[Your task]: Write out every entry word for word.

Saved data entries:
________

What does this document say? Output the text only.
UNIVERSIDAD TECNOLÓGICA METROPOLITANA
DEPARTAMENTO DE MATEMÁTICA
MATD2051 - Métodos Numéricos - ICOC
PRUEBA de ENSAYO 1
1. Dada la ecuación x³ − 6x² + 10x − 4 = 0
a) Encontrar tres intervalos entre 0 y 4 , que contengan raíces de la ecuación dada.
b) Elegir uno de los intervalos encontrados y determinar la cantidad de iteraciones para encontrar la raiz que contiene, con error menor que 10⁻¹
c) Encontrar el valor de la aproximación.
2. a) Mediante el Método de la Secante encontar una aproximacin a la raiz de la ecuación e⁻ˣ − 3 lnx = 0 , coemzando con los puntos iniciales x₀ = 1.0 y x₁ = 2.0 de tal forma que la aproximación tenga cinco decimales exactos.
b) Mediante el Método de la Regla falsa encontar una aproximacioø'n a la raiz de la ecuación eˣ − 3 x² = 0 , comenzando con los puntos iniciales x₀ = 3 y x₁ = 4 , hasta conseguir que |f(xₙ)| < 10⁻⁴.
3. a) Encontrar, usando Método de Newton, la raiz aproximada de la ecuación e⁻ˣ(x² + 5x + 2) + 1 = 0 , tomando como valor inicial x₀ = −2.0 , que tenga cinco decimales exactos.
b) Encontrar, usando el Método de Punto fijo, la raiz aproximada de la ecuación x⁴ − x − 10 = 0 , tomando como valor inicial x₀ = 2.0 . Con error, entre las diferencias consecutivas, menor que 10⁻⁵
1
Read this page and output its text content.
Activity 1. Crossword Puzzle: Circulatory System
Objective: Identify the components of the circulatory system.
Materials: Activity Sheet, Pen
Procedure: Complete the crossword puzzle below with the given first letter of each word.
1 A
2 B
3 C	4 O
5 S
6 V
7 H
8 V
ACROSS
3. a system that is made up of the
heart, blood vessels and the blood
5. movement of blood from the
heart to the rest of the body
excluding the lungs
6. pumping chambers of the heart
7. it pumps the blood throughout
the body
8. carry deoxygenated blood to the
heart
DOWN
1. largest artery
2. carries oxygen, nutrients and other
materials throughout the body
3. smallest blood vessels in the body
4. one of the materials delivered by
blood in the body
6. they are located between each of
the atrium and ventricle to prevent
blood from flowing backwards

________

[Task response]:
What does this document say? Output the text only.
UNIVERSIDAD TECNOLÓGICA METROPOLITANA
DEPARTAMENTO DE MATEMÁTICA
MATD2051 - Métodos Numéricos - ICOC
PRUEBA de ENSAYO 1
1. Dada la ecuación x³ − 6x² + 10x − 4 = 0
a) Encontrar tres intervalos entre 0 y 4 , que contengan raíces de la ecuación dada.
b) Elegir uno de los intervalos encontrados y determinar la cantidad de iteraciones para encontrar la raiz que contiene, con error menor que 10⁻¹
c) Encontrar el valor de la aproximación.
2. a) Mediante el Método de la Secante encontar una aproximacin a la raiz de la ecuación e⁻ˣ − 3 lnx = 0 , coemzando con los puntos iniciales x₀ = 1.0 y x₁ = 2.0 de tal forma que la aproximación tenga cinco decimales exactos.
b) Mediante el Método de la Regla falsa encontar una aproximacioø'n a la raiz de la ecuación eˣ − 3 x² = 0 , comenzando con los puntos iniciales x₀ = 3 y x₁ = 4 , hasta conseguir que |f(xₙ)| < 10⁻⁴.
3. a) Encontrar, usando Método de Newton, la raiz aproximada de la ecuación e⁻ˣ(x² + 5x + 2) + 1 = 0 , tomando como valor inicial x₀ = −2.0 , que tenga cinco decimales exactos.
b) Encontrar, usando el Método de Punto fijo, la raiz aproximada de la ecuación x⁴ − x − 10 = 0 , tomando como valor inicial x₀ = 2.0 . Con error, entre las diferencias consecutivas, menor que 10⁻⁵
1
Read this page and output its text content.
Activity 1. Crossword Puzzle: Circulatory System
Objective: Identify the components of the circulatory system.
Materials: Activity Sheet, Pen
Procedure: Complete the crossword puzzle below with the given first letter of each word.
1 A
2 B
3 C	4 O
5 S
6 V
7 H
8 V
ACROSS
3. a system that is made up of the
heart, blood vessels and the blood
5. movement of blood from the
heart to the rest of the body
excluding the lungs
6. pumping chambers of the heart
7. it pumps the blood throughout
the body
8. carry deoxygenated blood to the
heart
DOWN
1. largest artery
2. carries oxygen, nutrients and other
materials throughout the body
3. smallest blood vessels in the body
4. one of the materials delivered by
blood in the body
6. they are located between each of
the atrium and ventricle to prevent
blood from flowing backwards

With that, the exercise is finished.